--- Records for the task ---
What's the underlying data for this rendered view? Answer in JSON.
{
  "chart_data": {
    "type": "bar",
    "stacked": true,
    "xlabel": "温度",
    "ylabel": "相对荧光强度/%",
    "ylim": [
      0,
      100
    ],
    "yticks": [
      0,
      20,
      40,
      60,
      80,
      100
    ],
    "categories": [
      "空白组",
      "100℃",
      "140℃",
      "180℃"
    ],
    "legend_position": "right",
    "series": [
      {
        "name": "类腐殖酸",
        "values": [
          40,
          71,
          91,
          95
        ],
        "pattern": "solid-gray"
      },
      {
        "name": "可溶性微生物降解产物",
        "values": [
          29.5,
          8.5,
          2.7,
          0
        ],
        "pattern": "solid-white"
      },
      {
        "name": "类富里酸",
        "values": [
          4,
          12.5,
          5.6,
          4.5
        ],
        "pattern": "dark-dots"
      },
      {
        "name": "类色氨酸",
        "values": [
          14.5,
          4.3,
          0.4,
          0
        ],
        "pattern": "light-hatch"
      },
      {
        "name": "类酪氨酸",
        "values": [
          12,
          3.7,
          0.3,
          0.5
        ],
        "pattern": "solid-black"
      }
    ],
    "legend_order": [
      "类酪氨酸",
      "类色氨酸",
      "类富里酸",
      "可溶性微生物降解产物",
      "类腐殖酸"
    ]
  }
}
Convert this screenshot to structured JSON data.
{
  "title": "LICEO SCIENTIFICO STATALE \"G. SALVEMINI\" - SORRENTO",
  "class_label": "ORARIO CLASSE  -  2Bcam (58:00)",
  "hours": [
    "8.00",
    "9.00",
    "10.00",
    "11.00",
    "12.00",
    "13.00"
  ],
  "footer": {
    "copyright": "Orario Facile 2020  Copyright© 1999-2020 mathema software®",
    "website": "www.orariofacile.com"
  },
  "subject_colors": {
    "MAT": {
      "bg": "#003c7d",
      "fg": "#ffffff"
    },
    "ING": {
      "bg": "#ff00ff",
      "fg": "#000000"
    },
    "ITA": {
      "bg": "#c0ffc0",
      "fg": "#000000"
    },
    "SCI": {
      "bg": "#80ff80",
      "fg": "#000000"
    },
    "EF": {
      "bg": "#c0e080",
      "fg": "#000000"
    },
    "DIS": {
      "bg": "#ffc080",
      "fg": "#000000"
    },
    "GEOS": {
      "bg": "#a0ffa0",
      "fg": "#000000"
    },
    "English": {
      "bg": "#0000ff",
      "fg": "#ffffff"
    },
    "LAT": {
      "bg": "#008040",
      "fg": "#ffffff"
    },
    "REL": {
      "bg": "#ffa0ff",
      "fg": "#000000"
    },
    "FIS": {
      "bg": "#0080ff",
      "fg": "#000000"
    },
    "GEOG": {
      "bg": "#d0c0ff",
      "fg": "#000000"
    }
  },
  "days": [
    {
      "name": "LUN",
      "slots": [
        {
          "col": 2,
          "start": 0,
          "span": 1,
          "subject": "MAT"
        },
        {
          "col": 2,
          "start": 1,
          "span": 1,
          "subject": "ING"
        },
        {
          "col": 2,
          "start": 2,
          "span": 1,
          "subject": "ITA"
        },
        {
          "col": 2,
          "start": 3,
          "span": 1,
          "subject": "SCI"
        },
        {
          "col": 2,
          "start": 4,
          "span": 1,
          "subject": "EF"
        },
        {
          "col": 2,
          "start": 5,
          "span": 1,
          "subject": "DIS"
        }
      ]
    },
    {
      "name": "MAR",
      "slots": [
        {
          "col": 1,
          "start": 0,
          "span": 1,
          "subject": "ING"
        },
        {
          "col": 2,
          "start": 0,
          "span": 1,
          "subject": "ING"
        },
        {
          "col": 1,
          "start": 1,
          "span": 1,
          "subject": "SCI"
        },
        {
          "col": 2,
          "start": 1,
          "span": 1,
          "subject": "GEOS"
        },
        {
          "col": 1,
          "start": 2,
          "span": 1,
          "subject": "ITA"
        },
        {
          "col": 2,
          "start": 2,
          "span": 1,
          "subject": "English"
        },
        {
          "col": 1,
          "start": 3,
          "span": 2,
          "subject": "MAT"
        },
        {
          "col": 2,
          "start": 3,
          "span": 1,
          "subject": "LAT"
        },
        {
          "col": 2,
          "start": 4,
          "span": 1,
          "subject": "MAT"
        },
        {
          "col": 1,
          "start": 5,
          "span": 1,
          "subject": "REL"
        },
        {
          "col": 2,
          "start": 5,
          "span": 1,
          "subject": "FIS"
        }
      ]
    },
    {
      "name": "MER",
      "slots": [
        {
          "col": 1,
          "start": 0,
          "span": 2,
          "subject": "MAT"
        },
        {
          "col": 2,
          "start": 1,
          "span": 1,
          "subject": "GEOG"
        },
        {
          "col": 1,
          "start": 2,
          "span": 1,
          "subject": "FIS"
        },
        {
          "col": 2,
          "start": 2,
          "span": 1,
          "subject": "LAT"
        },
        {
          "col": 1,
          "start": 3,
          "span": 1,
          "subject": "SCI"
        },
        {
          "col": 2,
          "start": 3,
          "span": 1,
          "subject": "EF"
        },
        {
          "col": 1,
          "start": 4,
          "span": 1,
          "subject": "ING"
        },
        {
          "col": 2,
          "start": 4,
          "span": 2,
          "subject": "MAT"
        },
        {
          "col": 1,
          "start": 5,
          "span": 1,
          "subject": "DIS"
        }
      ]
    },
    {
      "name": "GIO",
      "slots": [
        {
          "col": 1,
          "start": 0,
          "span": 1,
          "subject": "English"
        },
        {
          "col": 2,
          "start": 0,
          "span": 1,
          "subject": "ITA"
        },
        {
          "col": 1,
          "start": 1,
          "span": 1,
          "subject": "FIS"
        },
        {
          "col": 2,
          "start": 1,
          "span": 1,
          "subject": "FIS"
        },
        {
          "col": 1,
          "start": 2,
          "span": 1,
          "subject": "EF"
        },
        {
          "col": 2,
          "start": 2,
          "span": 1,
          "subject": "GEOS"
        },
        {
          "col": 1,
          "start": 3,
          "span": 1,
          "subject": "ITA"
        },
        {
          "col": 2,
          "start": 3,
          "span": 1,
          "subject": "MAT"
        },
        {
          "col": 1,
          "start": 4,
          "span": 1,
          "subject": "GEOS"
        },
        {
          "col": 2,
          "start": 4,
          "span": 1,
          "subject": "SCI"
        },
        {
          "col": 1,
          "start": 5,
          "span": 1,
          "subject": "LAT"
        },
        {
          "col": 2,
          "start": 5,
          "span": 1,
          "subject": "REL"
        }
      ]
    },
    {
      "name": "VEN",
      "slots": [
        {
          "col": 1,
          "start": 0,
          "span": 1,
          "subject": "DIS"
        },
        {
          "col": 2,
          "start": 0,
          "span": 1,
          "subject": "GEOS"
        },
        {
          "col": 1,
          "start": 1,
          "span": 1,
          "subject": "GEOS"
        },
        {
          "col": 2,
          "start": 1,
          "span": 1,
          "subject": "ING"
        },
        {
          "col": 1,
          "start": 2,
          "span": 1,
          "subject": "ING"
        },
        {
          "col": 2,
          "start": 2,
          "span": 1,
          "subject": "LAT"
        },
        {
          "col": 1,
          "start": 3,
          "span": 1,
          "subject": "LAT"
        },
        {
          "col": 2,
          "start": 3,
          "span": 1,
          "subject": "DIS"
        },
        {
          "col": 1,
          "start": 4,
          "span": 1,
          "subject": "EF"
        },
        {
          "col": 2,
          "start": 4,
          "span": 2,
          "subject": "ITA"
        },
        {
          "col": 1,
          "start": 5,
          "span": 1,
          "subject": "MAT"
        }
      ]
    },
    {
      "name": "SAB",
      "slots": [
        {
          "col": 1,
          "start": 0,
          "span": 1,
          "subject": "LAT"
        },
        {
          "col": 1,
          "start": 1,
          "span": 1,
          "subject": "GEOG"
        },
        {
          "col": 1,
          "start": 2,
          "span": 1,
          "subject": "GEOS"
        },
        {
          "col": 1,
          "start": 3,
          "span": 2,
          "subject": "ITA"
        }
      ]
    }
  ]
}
---
Written task:
Search the lines for "solid". Copy each line that has it.

Worked solution:
        "pattern": "solid-gray"
        "pattern": "solid-white"
        "pattern": "solid-black"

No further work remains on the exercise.